Work to be completed:
The records below must be duplicated exactly, character for character.

Data entries:
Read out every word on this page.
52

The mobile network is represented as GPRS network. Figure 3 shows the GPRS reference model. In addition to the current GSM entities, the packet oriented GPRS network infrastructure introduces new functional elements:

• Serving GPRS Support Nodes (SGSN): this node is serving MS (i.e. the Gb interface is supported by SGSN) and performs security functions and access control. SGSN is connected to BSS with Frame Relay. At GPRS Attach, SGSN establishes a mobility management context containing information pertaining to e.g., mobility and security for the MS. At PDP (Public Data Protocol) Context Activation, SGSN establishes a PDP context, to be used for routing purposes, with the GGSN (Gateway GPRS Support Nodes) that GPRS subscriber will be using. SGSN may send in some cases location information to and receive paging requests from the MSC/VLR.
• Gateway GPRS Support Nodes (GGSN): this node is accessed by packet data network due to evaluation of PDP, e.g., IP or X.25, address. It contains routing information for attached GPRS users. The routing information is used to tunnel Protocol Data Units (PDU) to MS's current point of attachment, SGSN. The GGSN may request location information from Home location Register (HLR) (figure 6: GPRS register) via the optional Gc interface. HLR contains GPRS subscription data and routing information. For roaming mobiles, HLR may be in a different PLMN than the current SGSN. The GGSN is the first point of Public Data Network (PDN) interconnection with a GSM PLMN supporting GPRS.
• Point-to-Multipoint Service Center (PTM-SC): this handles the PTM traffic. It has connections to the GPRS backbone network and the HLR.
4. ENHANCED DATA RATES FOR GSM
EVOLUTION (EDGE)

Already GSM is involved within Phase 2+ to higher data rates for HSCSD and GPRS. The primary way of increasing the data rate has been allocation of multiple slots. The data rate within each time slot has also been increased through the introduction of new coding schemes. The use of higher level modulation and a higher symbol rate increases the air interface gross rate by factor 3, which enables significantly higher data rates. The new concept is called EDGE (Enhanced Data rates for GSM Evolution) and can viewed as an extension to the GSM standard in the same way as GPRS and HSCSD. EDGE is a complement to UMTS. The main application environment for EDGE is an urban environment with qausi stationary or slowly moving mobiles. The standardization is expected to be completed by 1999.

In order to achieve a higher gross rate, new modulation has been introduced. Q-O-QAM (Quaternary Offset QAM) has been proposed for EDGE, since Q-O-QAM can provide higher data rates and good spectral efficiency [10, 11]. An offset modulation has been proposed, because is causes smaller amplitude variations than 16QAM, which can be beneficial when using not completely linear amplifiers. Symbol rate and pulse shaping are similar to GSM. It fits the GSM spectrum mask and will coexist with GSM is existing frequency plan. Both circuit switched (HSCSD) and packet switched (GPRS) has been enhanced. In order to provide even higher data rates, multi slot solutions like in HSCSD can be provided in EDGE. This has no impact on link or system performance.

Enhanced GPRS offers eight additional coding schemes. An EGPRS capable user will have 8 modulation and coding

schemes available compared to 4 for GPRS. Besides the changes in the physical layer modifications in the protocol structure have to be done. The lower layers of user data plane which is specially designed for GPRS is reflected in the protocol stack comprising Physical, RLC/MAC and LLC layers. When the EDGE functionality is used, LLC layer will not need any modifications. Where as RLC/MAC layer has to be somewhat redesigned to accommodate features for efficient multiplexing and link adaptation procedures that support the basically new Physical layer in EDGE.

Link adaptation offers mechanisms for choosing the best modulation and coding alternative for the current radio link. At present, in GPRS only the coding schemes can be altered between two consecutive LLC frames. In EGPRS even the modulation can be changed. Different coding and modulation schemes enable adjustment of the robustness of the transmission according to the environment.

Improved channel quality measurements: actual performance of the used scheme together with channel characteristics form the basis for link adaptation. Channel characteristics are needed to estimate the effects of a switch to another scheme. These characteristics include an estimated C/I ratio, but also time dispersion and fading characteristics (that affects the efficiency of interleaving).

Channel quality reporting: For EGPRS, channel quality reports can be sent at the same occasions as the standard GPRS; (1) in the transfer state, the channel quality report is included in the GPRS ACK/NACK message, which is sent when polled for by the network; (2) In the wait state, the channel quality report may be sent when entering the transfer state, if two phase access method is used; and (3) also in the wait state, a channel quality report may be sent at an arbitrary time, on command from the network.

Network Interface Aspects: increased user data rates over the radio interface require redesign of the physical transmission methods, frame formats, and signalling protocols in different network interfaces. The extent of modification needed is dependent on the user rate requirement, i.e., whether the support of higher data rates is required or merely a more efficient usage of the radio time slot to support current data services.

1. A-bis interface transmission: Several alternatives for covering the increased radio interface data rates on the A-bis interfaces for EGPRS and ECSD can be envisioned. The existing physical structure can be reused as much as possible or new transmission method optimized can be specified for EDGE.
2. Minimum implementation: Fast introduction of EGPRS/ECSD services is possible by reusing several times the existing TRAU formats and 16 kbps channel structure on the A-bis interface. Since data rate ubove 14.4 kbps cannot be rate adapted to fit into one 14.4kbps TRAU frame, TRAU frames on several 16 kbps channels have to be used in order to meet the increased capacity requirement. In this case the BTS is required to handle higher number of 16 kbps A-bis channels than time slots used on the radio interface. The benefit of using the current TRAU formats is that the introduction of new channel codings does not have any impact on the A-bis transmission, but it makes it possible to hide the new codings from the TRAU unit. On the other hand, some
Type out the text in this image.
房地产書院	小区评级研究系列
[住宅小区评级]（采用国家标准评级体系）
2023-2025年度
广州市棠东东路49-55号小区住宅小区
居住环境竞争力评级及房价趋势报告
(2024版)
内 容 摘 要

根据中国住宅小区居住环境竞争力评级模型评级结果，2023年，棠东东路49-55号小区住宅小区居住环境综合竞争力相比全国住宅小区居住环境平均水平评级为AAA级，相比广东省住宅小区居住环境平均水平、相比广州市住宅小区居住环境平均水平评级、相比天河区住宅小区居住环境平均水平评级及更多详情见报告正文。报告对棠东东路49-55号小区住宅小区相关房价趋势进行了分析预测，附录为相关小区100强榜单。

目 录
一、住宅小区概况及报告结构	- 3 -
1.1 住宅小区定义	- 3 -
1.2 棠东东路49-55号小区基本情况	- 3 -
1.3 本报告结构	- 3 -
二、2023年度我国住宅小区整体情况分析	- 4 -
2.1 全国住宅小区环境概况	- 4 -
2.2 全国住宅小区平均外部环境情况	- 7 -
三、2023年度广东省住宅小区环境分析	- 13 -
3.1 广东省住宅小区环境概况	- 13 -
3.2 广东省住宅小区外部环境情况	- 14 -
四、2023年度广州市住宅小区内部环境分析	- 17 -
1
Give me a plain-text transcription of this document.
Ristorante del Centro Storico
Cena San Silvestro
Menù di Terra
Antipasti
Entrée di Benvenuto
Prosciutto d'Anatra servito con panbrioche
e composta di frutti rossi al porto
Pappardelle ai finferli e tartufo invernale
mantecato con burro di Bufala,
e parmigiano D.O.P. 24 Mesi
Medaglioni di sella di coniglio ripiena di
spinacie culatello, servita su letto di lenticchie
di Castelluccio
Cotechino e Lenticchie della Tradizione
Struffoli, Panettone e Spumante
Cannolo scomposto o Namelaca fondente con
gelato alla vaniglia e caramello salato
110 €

Task answer:
Read out every word on this page.
52

The mobile network is represented as GPRS network. Figure 3 shows the GPRS reference model. In addition to the current GSM entities, the packet oriented GPRS network infrastructure introduces new functional elements:

• Serving GPRS Support Nodes (SGSN): this node is serving MS (i.e. the Gb interface is supported by SGSN) and performs security functions and access control. SGSN is connected to BSS with Frame Relay. At GPRS Attach, SGSN establishes a mobility management context containing information pertaining to e.g., mobility and security for the MS. At PDP (Public Data Protocol) Context Activation, SGSN establishes a PDP context, to be used for routing purposes, with the GGSN (Gateway GPRS Support Nodes) that GPRS subscriber will be using. SGSN may send in some cases location information to and receive paging requests from the MSC/VLR.
• Gateway GPRS Support Nodes (GGSN): this node is accessed by packet data network due to evaluation of PDP, e.g., IP or X.25, address. It contains routing information for attached GPRS users. The routing information is used to tunnel Protocol Data Units (PDU) to MS's current point of attachment, SGSN. The GGSN may request location information from Home location Register (HLR) (figure 6: GPRS register) via the optional Gc interface. HLR contains GPRS subscription data and routing information. For roaming mobiles, HLR may be in a different PLMN than the current SGSN. The GGSN is the first point of Public Data Network (PDN) interconnection with a GSM PLMN supporting GPRS.
• Point-to-Multipoint Service Center (PTM-SC): this handles the PTM traffic. It has connections to the GPRS backbone network and the HLR.
4. ENHANCED DATA RATES FOR GSM
EVOLUTION (EDGE)

Already GSM is involved within Phase 2+ to higher data rates for HSCSD and GPRS. The primary way of increasing the data rate has been allocation of multiple slots. The data rate within each time slot has also been increased through the introduction of new coding schemes. The use of higher level modulation and a higher symbol rate increases the air interface gross rate by factor 3, which enables significantly higher data rates. The new concept is called EDGE (Enhanced Data rates for GSM Evolution) and can viewed as an extension to the GSM standard in the same way as GPRS and HSCSD. EDGE is a complement to UMTS. The main application environment for EDGE is an urban environment with qausi stationary or slowly moving mobiles. The standardization is expected to be completed by 1999.

In order to achieve a higher gross rate, new modulation has been introduced. Q-O-QAM (Quaternary Offset QAM) has been proposed for EDGE, since Q-O-QAM can provide higher data rates and good spectral efficiency [10, 11]. An offset modulation has been proposed, because is causes smaller amplitude variations than 16QAM, which can be beneficial when using not completely linear amplifiers. Symbol rate and pulse shaping are similar to GSM. It fits the GSM spectrum mask and will coexist with GSM is existing frequency plan. Both circuit switched (HSCSD) and packet switched (GPRS) has been enhanced. In order to provide even higher data rates, multi slot solutions like in HSCSD can be provided in EDGE. This has no impact on link or system performance.

Enhanced GPRS offers eight additional coding schemes. An EGPRS capable user will have 8 modulation and coding

schemes available compared to 4 for GPRS. Besides the changes in the physical layer modifications in the protocol structure have to be done. The lower layers of user data plane which is specially designed for GPRS is reflected in the protocol stack comprising Physical, RLC/MAC and LLC layers. When the EDGE functionality is used, LLC layer will not need any modifications. Where as RLC/MAC layer has to be somewhat redesigned to accommodate features for efficient multiplexing and link adaptation procedures that support the basically new Physical layer in EDGE.

Link adaptation offers mechanisms for choosing the best modulation and coding alternative for the current radio link. At present, in GPRS only the coding schemes can be altered between two consecutive LLC frames. In EGPRS even the modulation can be changed. Different coding and modulation schemes enable adjustment of the robustness of the transmission according to the environment.

Improved channel quality measurements: actual performance of the used scheme together with channel characteristics form the basis for link adaptation. Channel characteristics are needed to estimate the effects of a switch to another scheme. These characteristics include an estimated C/I ratio, but also time dispersion and fading characteristics (that affects the efficiency of interleaving).

Channel quality reporting: For EGPRS, channel quality reports can be sent at the same occasions as the standard GPRS; (1) in the transfer state, the channel quality report is included in the GPRS ACK/NACK message, which is sent when polled for by the network; (2) In the wait state, the channel quality report may be sent when entering the transfer state, if two phase access method is used; and (3) also in the wait state, a channel quality report may be sent at an arbitrary time, on command from the network.

Network Interface Aspects: increased user data rates over the radio interface require redesign of the physical transmission methods, frame formats, and signalling protocols in different network interfaces. The extent of modification needed is dependent on the user rate requirement, i.e., whether the support of higher data rates is required or merely a more efficient usage of the radio time slot to support current data services.

1. A-bis interface transmission: Several alternatives for covering the increased radio interface data rates on the A-bis interfaces for EGPRS and ECSD can be envisioned. The existing physical structure can be reused as much as possible or new transmission method optimized can be specified for EDGE.
2. Minimum implementation: Fast introduction of EGPRS/ECSD services is possible by reusing several times the existing TRAU formats and 16 kbps channel structure on the A-bis interface. Since data rate ubove 14.4 kbps cannot be rate adapted to fit into one 14.4kbps TRAU frame, TRAU frames on several 16 kbps channels have to be used in order to meet the increased capacity requirement. In this case the BTS is required to handle higher number of 16 kbps A-bis channels than time slots used on the radio interface. The benefit of using the current TRAU formats is that the introduction of new channel codings does not have any impact on the A-bis transmission, but it makes it possible to hide the new codings from the TRAU unit. On the other hand, some
Type out the text in this image.
房地产書院	小区评级研究系列
[住宅小区评级]（采用国家标准评级体系）
2023-2025年度
广州市棠东东路49-55号小区住宅小区
居住环境竞争力评级及房价趋势报告
(2024版)
内 容 摘 要

根据中国住宅小区居住环境竞争力评级模型评级结果，2023年，棠东东路49-55号小区住宅小区居住环境综合竞争力相比全国住宅小区居住环境平均水平评级为AAA级，相比广东省住宅小区居住环境平均水平、相比广州市住宅小区居住环境平均水平评级、相比天河区住宅小区居住环境平均水平评级及更多详情见报告正文。报告对棠东东路49-55号小区住宅小区相关房价趋势进行了分析预测，附录为相关小区100强榜单。

目 录
一、住宅小区概况及报告结构	- 3 -
1.1 住宅小区定义	- 3 -
1.2 棠东东路49-55号小区基本情况	- 3 -
1.3 本报告结构	- 3 -
二、2023年度我国住宅小区整体情况分析	- 4 -
2.1 全国住宅小区环境概况	- 4 -
2.2 全国住宅小区平均外部环境情况	- 7 -
三、2023年度广东省住宅小区环境分析	- 13 -
3.1 广东省住宅小区环境概况	- 13 -
3.2 广东省住宅小区外部环境情况	- 14 -
四、2023年度广州市住宅小区内部环境分析	- 17 -
1
Give me a plain-text transcription of this document.
Ristorante del Centro Storico
Cena San Silvestro
Menù di Terra
Antipasti
Entrée di Benvenuto
Prosciutto d'Anatra servito con panbrioche
e composta di frutti rossi al porto
Pappardelle ai finferli e tartufo invernale
mantecato con burro di Bufala,
e parmigiano D.O.P. 24 Mesi
Medaglioni di sella di coniglio ripiena di
spinacie culatello, servita su letto di lenticchie
di Castelluccio
Cotechino e Lenticchie della Tradizione
Struffoli, Panettone e Spumante
Cannolo scomposto o Namelaca fondente con
gelato alla vaniglia e caramello salato
110 €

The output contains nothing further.